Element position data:
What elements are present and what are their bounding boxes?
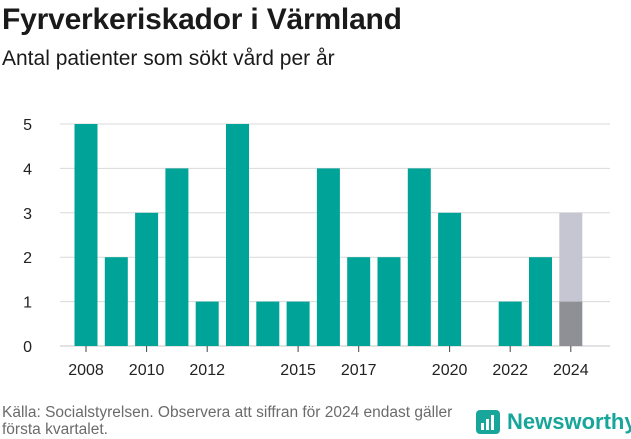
newsworthy-logo-icon [476,410,500,434]
bar-chart: 0 1 2 3 4 5 2008 2010 2012 2015 2017 2020 2022 2024 [23,117,610,379]
bar-2017 [347,257,371,346]
x-tick-label: 2022 [492,362,528,379]
x-tick-label: 2020 [432,362,468,379]
bar-2019 [407,168,431,346]
bar-2010 [135,212,159,346]
bar-2024-projected [559,212,583,302]
bar-2014 [256,301,280,346]
bar-2008 [74,124,98,346]
bar-2015 [286,301,310,346]
bars [74,124,583,346]
bar-2009 [104,257,128,346]
x-tick-label: 2015 [280,362,316,379]
x-tick-label: 2008 [68,362,104,379]
x-tick-label: 2012 [189,362,225,379]
bar-2018 [377,257,401,346]
y-tick-label: 2 [23,250,32,267]
x-tick-label: 2024 [553,362,589,379]
y-tick-label: 4 [23,161,32,178]
y-tick-label: 5 [23,117,32,134]
bar-2012 [195,301,219,346]
bar-2023 [529,257,552,346]
bar-2020 [438,212,462,346]
y-tick-label: 1 [23,295,32,312]
bar-2016 [316,168,340,346]
bar-2013 [226,124,249,346]
bar-2024-actual [559,301,583,346]
x-axis-ticks: 2008 2010 2012 2015 2017 2020 2022 2024 [68,346,589,379]
bar-2011 [165,168,189,346]
source-note: Källa: Socialstyrelsen. Observera att si… [2,404,453,438]
brand-name: Newsworthy [507,409,631,434]
chart-subtitle: Antal patienter som sökt vård per år [2,47,335,70]
brand-logo[interactable]: Newsworthy [476,410,631,434]
chart-title: Fyrverkeriskador i Värmland [2,3,402,36]
y-tick-label: 3 [23,206,32,223]
y-axis-ticks: 0 1 2 3 4 5 [23,117,32,356]
y-tick-label: 0 [23,339,32,356]
x-tick-label: 2017 [341,362,377,379]
x-tick-label: 2010 [129,362,165,379]
bar-2022 [498,301,522,346]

GIVEN INSTRUCTION:
Express the listing as a JSON list of strings, one string per line, with blank lines omitted. Leave the picture out of the answer.

RESPONSE:
[
  "What elements are present and what are their bounding boxes?",
  "newsworthy-logo-icon [476,410,500,434]",
  "bar-chart: 0 1 2 3 4 5 2008 2010 2012 2015 2017 2020 2022 2024 [23,117,610,379]",
  "bar-2017 [347,257,371,346]",
  "x-tick-label: 2022 [492,362,528,379]",
  "x-tick-label: 2020 [432,362,468,379]",
  "bar-2019 [407,168,431,346]",
  "bar-2010 [135,212,159,346]",
  "bar-2024-projected [559,212,583,302]",
  "bar-2014 [256,301,280,346]",
  "bar-2008 [74,124,98,346]",
  "bar-2015 [286,301,310,346]",
  "bars [74,124,583,346]",
  "bar-2009 [104,257,128,346]",
  "x-tick-label: 2015 [280,362,316,379]",
  "x-tick-label: 2008 [68,362,104,379]",
  "x-tick-label: 2012 [189,362,225,379]",
  "bar-2018 [377,257,401,346]",
  "y-tick-label: 2 [23,250,32,267]",
  "x-tick-label: 2024 [553,362,589,379]",
  "y-tick-label: 4 [23,161,32,178]",
  "y-tick-label: 5 [23,117,32,134]",
  "bar-2012 [195,301,219,346]",
  "bar-2023 [529,257,552,346]",
  "bar-2020 [438,212,462,346]",
  "y-tick-label: 1 [23,295,32,312]",
  "bar-2016 [316,168,340,346]",
  "bar-2013 [226,124,249,346]",
  "bar-2024-actual [559,301,583,346]",
  "x-axis-ticks: 2008 2010 2012 2015 2017 2020 2022 2024 [68,346,589,379]",
  "bar-2011 [165,168,189,346]",
  "source-note: Källa: Socialstyrelsen. Observera att si… [2,404,453,438]",
  "brand-name: Newsworthy [507,409,631,434]",
  "chart-subtitle: Antal patienter som sökt vård per år [2,47,335,70]",
  "brand-logo[interactable]: Newsworthy [476,410,631,434]",
  "chart-title: Fyrverkeriskador i Värmland [2,3,402,36]",
  "y-tick-label: 3 [23,206,32,223]",
  "y-axis-ticks: 0 1 2 3 4 5 [23,117,32,356]",
  "y-tick-label: 0 [23,339,32,356]",
  "x-tick-label: 2017 [341,362,377,379]",
  "x-tick-label: 2010 [129,362,165,379]",
  "bar-2022 [498,301,522,346]"
]